Copy out each line exactly as it appears.
start Provided data
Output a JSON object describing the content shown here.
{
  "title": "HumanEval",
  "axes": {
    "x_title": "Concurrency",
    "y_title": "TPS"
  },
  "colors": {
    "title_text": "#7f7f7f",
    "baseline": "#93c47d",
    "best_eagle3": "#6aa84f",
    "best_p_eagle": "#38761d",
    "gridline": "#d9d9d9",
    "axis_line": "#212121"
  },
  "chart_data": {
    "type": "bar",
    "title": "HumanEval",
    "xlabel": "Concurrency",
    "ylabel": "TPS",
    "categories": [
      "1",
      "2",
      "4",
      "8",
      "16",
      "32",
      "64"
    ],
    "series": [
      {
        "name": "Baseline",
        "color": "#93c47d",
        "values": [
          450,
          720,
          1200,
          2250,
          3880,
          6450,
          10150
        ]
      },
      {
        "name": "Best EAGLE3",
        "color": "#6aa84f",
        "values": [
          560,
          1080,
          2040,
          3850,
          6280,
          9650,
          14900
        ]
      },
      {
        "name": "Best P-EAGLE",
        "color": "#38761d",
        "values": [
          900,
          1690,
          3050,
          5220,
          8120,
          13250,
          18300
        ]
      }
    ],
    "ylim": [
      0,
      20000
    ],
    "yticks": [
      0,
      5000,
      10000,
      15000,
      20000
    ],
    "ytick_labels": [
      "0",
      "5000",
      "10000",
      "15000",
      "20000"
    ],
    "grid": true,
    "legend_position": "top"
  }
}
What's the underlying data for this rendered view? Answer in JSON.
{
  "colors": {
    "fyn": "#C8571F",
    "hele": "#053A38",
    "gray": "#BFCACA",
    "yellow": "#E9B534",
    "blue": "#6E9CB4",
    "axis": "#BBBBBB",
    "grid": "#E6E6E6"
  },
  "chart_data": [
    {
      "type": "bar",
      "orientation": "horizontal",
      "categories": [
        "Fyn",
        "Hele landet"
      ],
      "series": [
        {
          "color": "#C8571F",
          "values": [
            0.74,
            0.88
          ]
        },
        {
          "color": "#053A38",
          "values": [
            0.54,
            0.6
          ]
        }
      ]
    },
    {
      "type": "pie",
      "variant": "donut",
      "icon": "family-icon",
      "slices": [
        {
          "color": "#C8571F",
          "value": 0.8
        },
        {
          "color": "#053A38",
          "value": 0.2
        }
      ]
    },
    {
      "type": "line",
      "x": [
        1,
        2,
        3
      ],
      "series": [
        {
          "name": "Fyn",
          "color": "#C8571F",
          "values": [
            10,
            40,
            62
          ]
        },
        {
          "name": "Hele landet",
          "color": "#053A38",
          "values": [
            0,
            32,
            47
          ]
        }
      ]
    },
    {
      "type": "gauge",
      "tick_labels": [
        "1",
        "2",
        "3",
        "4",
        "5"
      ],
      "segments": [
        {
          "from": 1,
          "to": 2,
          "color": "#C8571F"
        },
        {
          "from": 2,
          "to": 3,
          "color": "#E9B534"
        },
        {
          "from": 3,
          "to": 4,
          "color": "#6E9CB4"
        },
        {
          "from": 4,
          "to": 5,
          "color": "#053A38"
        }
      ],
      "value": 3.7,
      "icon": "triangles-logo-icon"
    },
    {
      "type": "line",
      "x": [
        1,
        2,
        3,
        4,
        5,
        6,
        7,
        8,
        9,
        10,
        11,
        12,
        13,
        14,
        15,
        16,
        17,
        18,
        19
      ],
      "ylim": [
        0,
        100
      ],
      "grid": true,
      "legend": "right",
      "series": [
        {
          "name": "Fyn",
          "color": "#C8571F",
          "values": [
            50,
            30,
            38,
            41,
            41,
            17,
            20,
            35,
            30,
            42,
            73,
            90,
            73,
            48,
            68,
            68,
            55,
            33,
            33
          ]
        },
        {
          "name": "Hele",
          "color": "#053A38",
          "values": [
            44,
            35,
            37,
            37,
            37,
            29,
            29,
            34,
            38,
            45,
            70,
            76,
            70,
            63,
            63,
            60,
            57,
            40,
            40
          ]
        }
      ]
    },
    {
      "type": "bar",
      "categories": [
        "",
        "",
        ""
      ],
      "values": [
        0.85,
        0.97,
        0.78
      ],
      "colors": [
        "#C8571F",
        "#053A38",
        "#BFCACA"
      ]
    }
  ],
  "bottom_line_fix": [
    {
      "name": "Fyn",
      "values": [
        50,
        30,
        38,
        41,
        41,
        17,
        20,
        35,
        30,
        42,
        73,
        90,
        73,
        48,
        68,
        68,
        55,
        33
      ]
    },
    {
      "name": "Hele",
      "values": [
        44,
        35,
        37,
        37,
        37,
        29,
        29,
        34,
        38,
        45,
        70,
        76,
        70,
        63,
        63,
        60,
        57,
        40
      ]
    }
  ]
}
end Provided data
▶ [Full response]
Output a JSON object describing the content shown here.
{
  "title": "HumanEval",
  "axes": {
    "x_title": "Concurrency",
    "y_title": "TPS"
  },
  "colors": {
    "title_text": "#7f7f7f",
    "baseline": "#93c47d",
    "best_eagle3": "#6aa84f",
    "best_p_eagle": "#38761d",
    "gridline": "#d9d9d9",
    "axis_line": "#212121"
  },
  "chart_data": {
    "type": "bar",
    "title": "HumanEval",
    "xlabel": "Concurrency",
    "ylabel": "TPS",
    "categories": [
      "1",
      "2",
      "4",
      "8",
      "16",
      "32",
      "64"
    ],
    "series": [
      {
        "name": "Baseline",
        "color": "#93c47d",
        "values": [
          450,
          720,
          1200,
          2250,
          3880,
          6450,
          10150
        ]
      },
      {
        "name": "Best EAGLE3",
        "color": "#6aa84f",
        "values": [
          560,
          1080,
          2040,
          3850,
          6280,
          9650,
          14900
        ]
      },
      {
        "name": "Best P-EAGLE",
        "color": "#38761d",
        "values": [
          900,
          1690,
          3050,
          5220,
          8120,
          13250,
          18300
        ]
      }
    ],
    "ylim": [
      0,
      20000
    ],
    "yticks": [
      0,
      5000,
      10000,
      15000,
      20000
    ],
    "ytick_labels": [
      "0",
      "5000",
      "10000",
      "15000",
      "20000"
    ],
    "grid": true,
    "legend_position": "top"
  }
}
What's the underlying data for this rendered view? Answer in JSON.
{
  "colors": {
    "fyn": "#C8571F",
    "hele": "#053A38",
    "gray": "#BFCACA",
    "yellow": "#E9B534",
    "blue": "#6E9CB4",
    "axis": "#BBBBBB",
    "grid": "#E6E6E6"
  },
  "chart_data": [
    {
      "type": "bar",
      "orientation": "horizontal",
      "categories": [
        "Fyn",
        "Hele landet"
      ],
      "series": [
        {
          "color": "#C8571F",
          "values": [
            0.74,
            0.88
          ]
        },
        {
          "color": "#053A38",
          "values": [
            0.54,
            0.6
          ]
        }
      ]
    },
    {
      "type": "pie",
      "variant": "donut",
      "icon": "family-icon",
      "slices": [
        {
          "color": "#C8571F",
          "value": 0.8
        },
        {
          "color": "#053A38",
          "value": 0.2
        }
      ]
    },
    {
      "type": "line",
      "x": [
        1,
        2,
        3
      ],
      "series": [
        {
          "name": "Fyn",
          "color": "#C8571F",
          "values": [
            10,
            40,
            62
          ]
        },
        {
          "name": "Hele landet",
          "color": "#053A38",
          "values": [
            0,
            32,
            47
          ]
        }
      ]
    },
    {
      "type": "gauge",
      "tick_labels": [
        "1",
        "2",
        "3",
        "4",
        "5"
      ],
      "segments": [
        {
          "from": 1,
          "to": 2,
          "color": "#C8571F"
        },
        {
          "from": 2,
          "to": 3,
          "color": "#E9B534"
        },
        {
          "from": 3,
          "to": 4,
          "color": "#6E9CB4"
        },
        {
          "from": 4,
          "to": 5,
          "color": "#053A38"
        }
      ],
      "value": 3.7,
      "icon": "triangles-logo-icon"
    },
    {
      "type": "line",
      "x": [
        1,
        2,
        3,
        4,
        5,
        6,
        7,
        8,
        9,
        10,
        11,
        12,
        13,
        14,
        15,
        16,
        17,
        18,
        19
      ],
      "ylim": [
        0,
        100
      ],
      "grid": true,
      "legend": "right",
      "series": [
        {
          "name": "Fyn",
          "color": "#C8571F",
          "values": [
            50,
            30,
            38,
            41,
            41,
            17,
            20,
            35,
            30,
            42,
            73,
            90,
            73,
            48,
            68,
            68,
            55,
            33,
            33
          ]
        },
        {
          "name": "Hele",
          "color": "#053A38",
          "values": [
            44,
            35,
            37,
            37,
            37,
            29,
            29,
            34,
            38,
            45,
            70,
            76,
            70,
            63,
            63,
            60,
            57,
            40,
            40
          ]
        }
      ]
    },
    {
      "type": "bar",
      "categories": [
        "",
        "",
        ""
      ],
      "values": [
        0.85,
        0.97,
        0.78
      ],
      "colors": [
        "#C8571F",
        "#053A38",
        "#BFCACA"
      ]
    }
  ],
  "bottom_line_fix": [
    {
      "name": "Fyn",
      "values": [
        50,
        30,
        38,
        41,
        41,
        17,
        20,
        35,
        30,
        42,
        73,
        90,
        73,
        48,
        68,
        68,
        55,
        33
      ]
    },
    {
      "name": "Hele",
      "values": [
        44,
        35,
        37,
        37,
        37,
        29,
        29,
        34,
        38,
        45,
        70,
        76,
        70,
        63,
        63,
        60,
        57,
        40
      ]
    }
  ]
}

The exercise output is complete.